> [Short task] Copy all of the material word for word, except for the pictures.

——

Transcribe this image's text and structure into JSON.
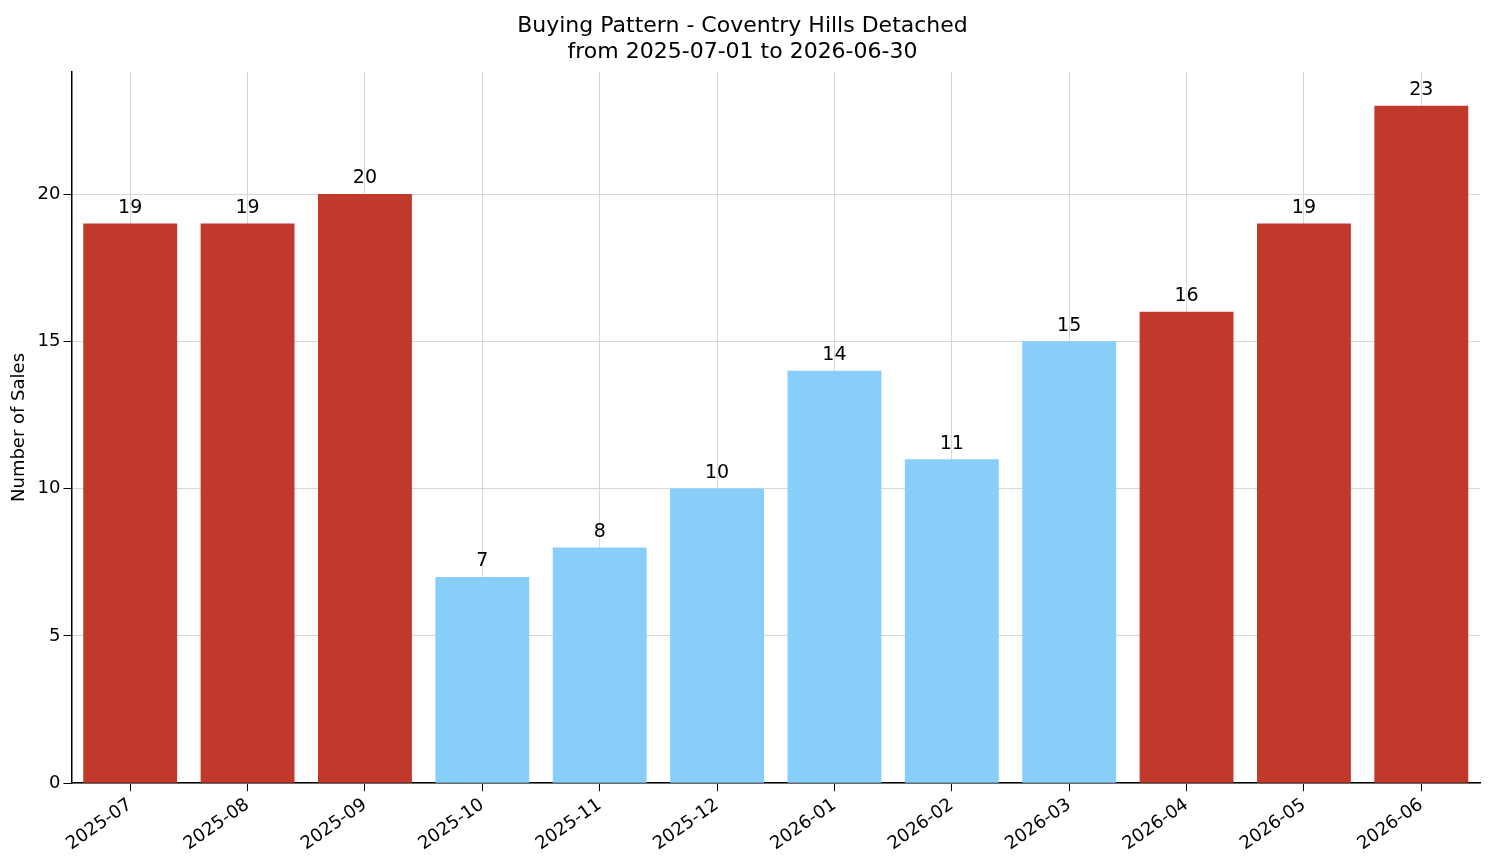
{
  "chart_data": {
    "type": "bar",
    "title": "Buying Pattern - Coventry Hills Detached",
    "subtitle": "from 2025-07-01 to 2026-06-30",
    "ylabel": "Number of Sales",
    "categories": [
      "2025-07",
      "2025-08",
      "2025-09",
      "2025-10",
      "2025-11",
      "2025-12",
      "2026-01",
      "2026-02",
      "2026-03",
      "2026-04",
      "2026-05",
      "2026-06"
    ],
    "values": [
      19,
      19,
      20,
      7,
      8,
      10,
      14,
      11,
      15,
      16,
      19,
      23
    ],
    "colors": [
      "#c0392b",
      "#c0392b",
      "#c0392b",
      "#87cefa",
      "#87cefa",
      "#87cefa",
      "#87cefa",
      "#87cefa",
      "#87cefa",
      "#c0392b",
      "#c0392b",
      "#c0392b"
    ],
    "ylim": [
      0,
      24.15
    ],
    "yticks": [
      0,
      5,
      10,
      15,
      20
    ],
    "grid": true,
    "data_labels": true
  }
}
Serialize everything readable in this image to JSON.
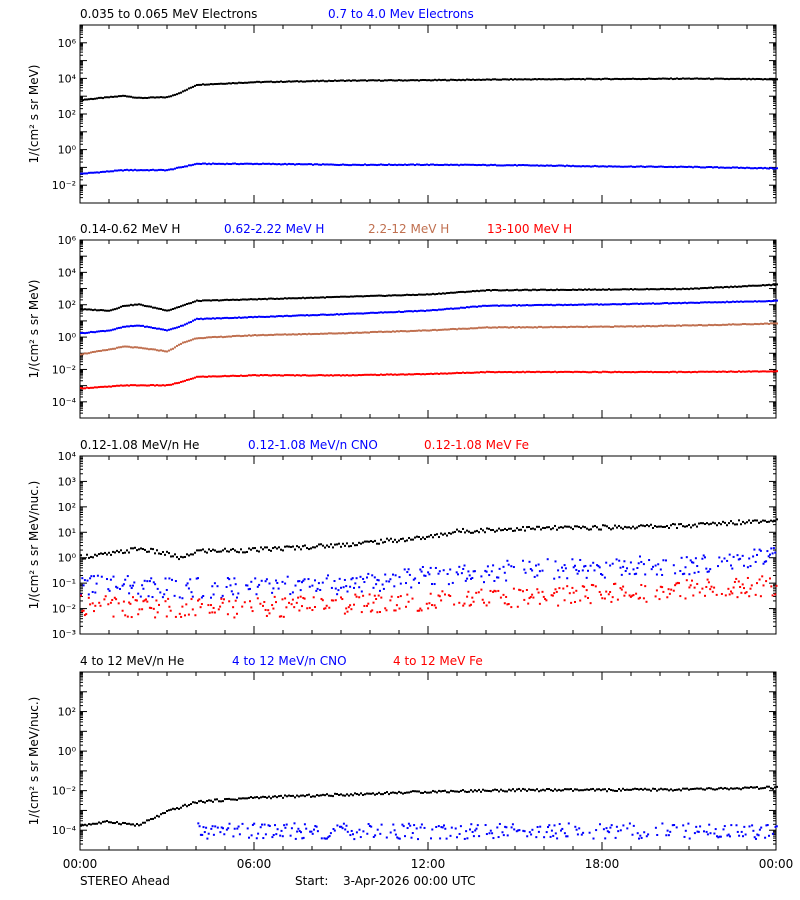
{
  "footer": {
    "spacecraft": "STEREO Ahead",
    "start_label": "Start:",
    "start_value": "3-Apr-2026 00:00 UTC"
  },
  "colors": {
    "black": "#000000",
    "blue": "#0000ff",
    "tan": "#c07050",
    "red": "#ff0000"
  },
  "time_axis": {
    "ticks_hours": [
      0,
      6,
      12,
      18,
      24
    ],
    "tick_labels": [
      "00:00",
      "06:00",
      "12:00",
      "18:00",
      "00:00"
    ],
    "range_hours": [
      0,
      24
    ]
  },
  "chart_data": [
    {
      "type": "scatter",
      "yscale": "log",
      "ylabel": "1/(cm² s sr MeV)",
      "ylim": [
        0.001,
        10000000
      ],
      "ytick_exponents": [
        -2,
        0,
        2,
        4,
        6
      ],
      "series": [
        {
          "name": "0.035 to 0.065 MeV Electrons",
          "color": "#000000",
          "x": [
            0,
            1.5,
            2,
            3,
            3.5,
            4,
            6,
            9,
            12,
            15,
            18,
            21,
            24
          ],
          "y": [
            700,
            1200,
            900,
            1000,
            2000,
            5000,
            7000,
            8500,
            9000,
            10000,
            10500,
            11000,
            10000
          ]
        },
        {
          "name": "0.7 to 4.0 Mev Electrons",
          "color": "#0000ff",
          "x": [
            0,
            1.5,
            3,
            3.5,
            4,
            6,
            9,
            12,
            15,
            18,
            21,
            24
          ],
          "y": [
            0.05,
            0.08,
            0.08,
            0.12,
            0.18,
            0.18,
            0.16,
            0.16,
            0.15,
            0.13,
            0.12,
            0.1
          ]
        }
      ]
    },
    {
      "type": "scatter",
      "yscale": "log",
      "ylabel": "1/(cm² s sr MeV)",
      "ylim": [
        1e-05,
        1000000
      ],
      "ytick_exponents": [
        -4,
        -2,
        0,
        2,
        4,
        6
      ],
      "series": [
        {
          "name": "0.14-0.62 MeV H",
          "color": "#000000",
          "x": [
            0,
            1,
            1.5,
            2,
            3,
            3.5,
            4,
            6,
            9,
            12,
            14,
            18,
            21,
            24
          ],
          "y": [
            60,
            50,
            100,
            120,
            50,
            100,
            200,
            250,
            350,
            500,
            900,
            1000,
            1100,
            2000
          ]
        },
        {
          "name": "0.62-2.22 MeV H",
          "color": "#0000ff",
          "x": [
            0,
            1,
            1.5,
            2,
            3,
            3.5,
            4,
            6,
            9,
            12,
            14,
            18,
            21,
            24
          ],
          "y": [
            2,
            3,
            5,
            6,
            3,
            6,
            15,
            20,
            30,
            50,
            100,
            120,
            150,
            200
          ]
        },
        {
          "name": "2.2-12 MeV H",
          "color": "#c07050",
          "x": [
            0,
            1,
            1.5,
            2,
            3,
            3.5,
            4,
            6,
            9,
            12,
            14,
            18,
            21,
            24
          ],
          "y": [
            0.1,
            0.2,
            0.3,
            0.25,
            0.15,
            0.5,
            1,
            1.5,
            2,
            3,
            4.5,
            5,
            6,
            8
          ]
        },
        {
          "name": "13-100 MeV H",
          "color": "#ff0000",
          "x": [
            0,
            1,
            1.5,
            2,
            3,
            3.5,
            4,
            6,
            9,
            12,
            14,
            18,
            21,
            24
          ],
          "y": [
            0.0008,
            0.001,
            0.0012,
            0.0012,
            0.0012,
            0.002,
            0.004,
            0.005,
            0.005,
            0.006,
            0.008,
            0.008,
            0.008,
            0.009
          ]
        }
      ]
    },
    {
      "type": "scatter",
      "yscale": "log",
      "ylabel": "1/(cm² s sr MeV/nuc.)",
      "ylim": [
        0.001,
        10000
      ],
      "ytick_exponents": [
        -3,
        -2,
        -1,
        0,
        1,
        2,
        3,
        4
      ],
      "ytick_labels": [
        "10⁻³",
        "10⁻²",
        "10⁻¹",
        "10⁰",
        "10¹",
        "10²",
        "10³",
        "10⁴"
      ],
      "series": [
        {
          "name": "0.12-1.08 MeV/n He",
          "color": "#000000",
          "x": [
            0,
            1,
            2,
            3,
            3.5,
            4,
            6,
            9,
            12,
            13,
            15,
            18,
            21,
            24
          ],
          "y": [
            1.2,
            1.5,
            2.5,
            1.5,
            1,
            2,
            2.2,
            3.5,
            7,
            12,
            15,
            17,
            20,
            35
          ]
        },
        {
          "name": "0.12-1.08 MeV/n CNO",
          "color": "#0000ff",
          "x": [
            0,
            1,
            2,
            3,
            4,
            6,
            9,
            12,
            15,
            18,
            21,
            24
          ],
          "y": [
            0.08,
            0.12,
            0.08,
            0.07,
            0.07,
            0.07,
            0.1,
            0.2,
            0.35,
            0.45,
            0.6,
            1.2
          ]
        },
        {
          "name": "0.12-1.08 MeV Fe",
          "color": "#ff0000",
          "x": [
            0,
            2,
            4,
            6,
            9,
            12,
            15,
            18,
            21,
            24
          ],
          "y": [
            0.015,
            0.012,
            0.012,
            0.012,
            0.015,
            0.02,
            0.03,
            0.04,
            0.06,
            0.09
          ]
        }
      ]
    },
    {
      "type": "scatter",
      "yscale": "log",
      "ylabel": "1/(cm² s sr MeV/nuc.)",
      "ylim": [
        1e-05,
        10000
      ],
      "ytick_exponents": [
        -4,
        -2,
        0,
        2
      ],
      "series": [
        {
          "name": "4 to 12 MeV/n He",
          "color": "#000000",
          "x": [
            0,
            1,
            2,
            3,
            4,
            6,
            9,
            12,
            15,
            18,
            21,
            24
          ],
          "y": [
            0.0002,
            0.0003,
            0.0002,
            0.001,
            0.003,
            0.005,
            0.007,
            0.01,
            0.012,
            0.012,
            0.013,
            0.016
          ]
        },
        {
          "name": "4 to 12 MeV/n CNO",
          "color": "#0000ff",
          "x": [
            4,
            6,
            9,
            12,
            15,
            18,
            21,
            24
          ],
          "y": [
            0.0001,
            0.0001,
            0.0001,
            0.0001,
            0.0001,
            0.0001,
            0.0001,
            0.0001
          ]
        },
        {
          "name": "4 to 12 MeV Fe",
          "color": "#ff0000",
          "x": [],
          "y": []
        }
      ]
    }
  ]
}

——

> [Answer to this exercise]
Transcribe this image's text and structure into JSON.
{
  "chart_data": {
    "type": "bar",
    "title": "Buying Pattern - Coventry Hills Detached",
    "subtitle": "from 2025-07-01 to 2026-06-30",
    "ylabel": "Number of Sales",
    "categories": [
      "2025-07",
      "2025-08",
      "2025-09",
      "2025-10",
      "2025-11",
      "2025-12",
      "2026-01",
      "2026-02",
      "2026-03",
      "2026-04",
      "2026-05",
      "2026-06"
    ],
    "values": [
      19,
      19,
      20,
      7,
      8,
      10,
      14,
      11,
      15,
      16,
      19,
      23
    ],
    "colors": [
      "#c0392b",
      "#c0392b",
      "#c0392b",
      "#87cefa",
      "#87cefa",
      "#87cefa",
      "#87cefa",
      "#87cefa",
      "#87cefa",
      "#c0392b",
      "#c0392b",
      "#c0392b"
    ],
    "ylim": [
      0,
      24.15
    ],
    "yticks": [
      0,
      5,
      10,
      15,
      20
    ],
    "grid": true,
    "data_labels": true
  }
}
Serialize everything readable in this image to JSON.
{
  "footer": {
    "spacecraft": "STEREO Ahead",
    "start_label": "Start:",
    "start_value": "3-Apr-2026 00:00 UTC"
  },
  "colors": {
    "black": "#000000",
    "blue": "#0000ff",
    "tan": "#c07050",
    "red": "#ff0000"
  },
  "time_axis": {
    "ticks_hours": [
      0,
      6,
      12,
      18,
      24
    ],
    "tick_labels": [
      "00:00",
      "06:00",
      "12:00",
      "18:00",
      "00:00"
    ],
    "range_hours": [
      0,
      24
    ]
  },
  "chart_data": [
    {
      "type": "scatter",
      "yscale": "log",
      "ylabel": "1/(cm² s sr MeV)",
      "ylim": [
        0.001,
        10000000
      ],
      "ytick_exponents": [
        -2,
        0,
        2,
        4,
        6
      ],
      "series": [
        {
          "name": "0.035 to 0.065 MeV Electrons",
          "color": "#000000",
          "x": [
            0,
            1.5,
            2,
            3,
            3.5,
            4,
            6,
            9,
            12,
            15,
            18,
            21,
            24
          ],
          "y": [
            700,
            1200,
            900,
            1000,
            2000,
            5000,
            7000,
            8500,
            9000,
            10000,
            10500,
            11000,
            10000
          ]
        },
        {
          "name": "0.7 to 4.0 Mev Electrons",
          "color": "#0000ff",
          "x": [
            0,
            1.5,
            3,
            3.5,
            4,
            6,
            9,
            12,
            15,
            18,
            21,
            24
          ],
          "y": [
            0.05,
            0.08,
            0.08,
            0.12,
            0.18,
            0.18,
            0.16,
            0.16,
            0.15,
            0.13,
            0.12,
            0.1
          ]
        }
      ]
    },
    {
      "type": "scatter",
      "yscale": "log",
      "ylabel": "1/(cm² s sr MeV)",
      "ylim": [
        1e-05,
        1000000
      ],
      "ytick_exponents": [
        -4,
        -2,
        0,
        2,
        4,
        6
      ],
      "series": [
        {
          "name": "0.14-0.62 MeV H",
          "color": "#000000",
          "x": [
            0,
            1,
            1.5,
            2,
            3,
            3.5,
            4,
            6,
            9,
            12,
            14,
            18,
            21,
            24
          ],
          "y": [
            60,
            50,
            100,
            120,
            50,
            100,
            200,
            250,
            350,
            500,
            900,
            1000,
            1100,
            2000
          ]
        },
        {
          "name": "0.62-2.22 MeV H",
          "color": "#0000ff",
          "x": [
            0,
            1,
            1.5,
            2,
            3,
            3.5,
            4,
            6,
            9,
            12,
            14,
            18,
            21,
            24
          ],
          "y": [
            2,
            3,
            5,
            6,
            3,
            6,
            15,
            20,
            30,
            50,
            100,
            120,
            150,
            200
          ]
        },
        {
          "name": "2.2-12 MeV H",
          "color": "#c07050",
          "x": [
            0,
            1,
            1.5,
            2,
            3,
            3.5,
            4,
            6,
            9,
            12,
            14,
            18,
            21,
            24
          ],
          "y": [
            0.1,
            0.2,
            0.3,
            0.25,
            0.15,
            0.5,
            1,
            1.5,
            2,
            3,
            4.5,
            5,
            6,
            8
          ]
        },
        {
          "name": "13-100 MeV H",
          "color": "#ff0000",
          "x": [
            0,
            1,
            1.5,
            2,
            3,
            3.5,
            4,
            6,
            9,
            12,
            14,
            18,
            21,
            24
          ],
          "y": [
            0.0008,
            0.001,
            0.0012,
            0.0012,
            0.0012,
            0.002,
            0.004,
            0.005,
            0.005,
            0.006,
            0.008,
            0.008,
            0.008,
            0.009
          ]
        }
      ]
    },
    {
      "type": "scatter",
      "yscale": "log",
      "ylabel": "1/(cm² s sr MeV/nuc.)",
      "ylim": [
        0.001,
        10000
      ],
      "ytick_exponents": [
        -3,
        -2,
        -1,
        0,
        1,
        2,
        3,
        4
      ],
      "ytick_labels": [
        "10⁻³",
        "10⁻²",
        "10⁻¹",
        "10⁰",
        "10¹",
        "10²",
        "10³",
        "10⁴"
      ],
      "series": [
        {
          "name": "0.12-1.08 MeV/n He",
          "color": "#000000",
          "x": [
            0,
            1,
            2,
            3,
            3.5,
            4,
            6,
            9,
            12,
            13,
            15,
            18,
            21,
            24
          ],
          "y": [
            1.2,
            1.5,
            2.5,
            1.5,
            1,
            2,
            2.2,
            3.5,
            7,
            12,
            15,
            17,
            20,
            35
          ]
        },
        {
          "name": "0.12-1.08 MeV/n CNO",
          "color": "#0000ff",
          "x": [
            0,
            1,
            2,
            3,
            4,
            6,
            9,
            12,
            15,
            18,
            21,
            24
          ],
          "y": [
            0.08,
            0.12,
            0.08,
            0.07,
            0.07,
            0.07,
            0.1,
            0.2,
            0.35,
            0.45,
            0.6,
            1.2
          ]
        },
        {
          "name": "0.12-1.08 MeV Fe",
          "color": "#ff0000",
          "x": [
            0,
            2,
            4,
            6,
            9,
            12,
            15,
            18,
            21,
            24
          ],
          "y": [
            0.015,
            0.012,
            0.012,
            0.012,
            0.015,
            0.02,
            0.03,
            0.04,
            0.06,
            0.09
          ]
        }
      ]
    },
    {
      "type": "scatter",
      "yscale": "log",
      "ylabel": "1/(cm² s sr MeV/nuc.)",
      "ylim": [
        1e-05,
        10000
      ],
      "ytick_exponents": [
        -4,
        -2,
        0,
        2
      ],
      "series": [
        {
          "name": "4 to 12 MeV/n He",
          "color": "#000000",
          "x": [
            0,
            1,
            2,
            3,
            4,
            6,
            9,
            12,
            15,
            18,
            21,
            24
          ],
          "y": [
            0.0002,
            0.0003,
            0.0002,
            0.001,
            0.003,
            0.005,
            0.007,
            0.01,
            0.012,
            0.012,
            0.013,
            0.016
          ]
        },
        {
          "name": "4 to 12 MeV/n CNO",
          "color": "#0000ff",
          "x": [
            4,
            6,
            9,
            12,
            15,
            18,
            21,
            24
          ],
          "y": [
            0.0001,
            0.0001,
            0.0001,
            0.0001,
            0.0001,
            0.0001,
            0.0001,
            0.0001
          ]
        },
        {
          "name": "4 to 12 MeV Fe",
          "color": "#ff0000",
          "x": [],
          "y": []
        }
      ]
    }
  ]
}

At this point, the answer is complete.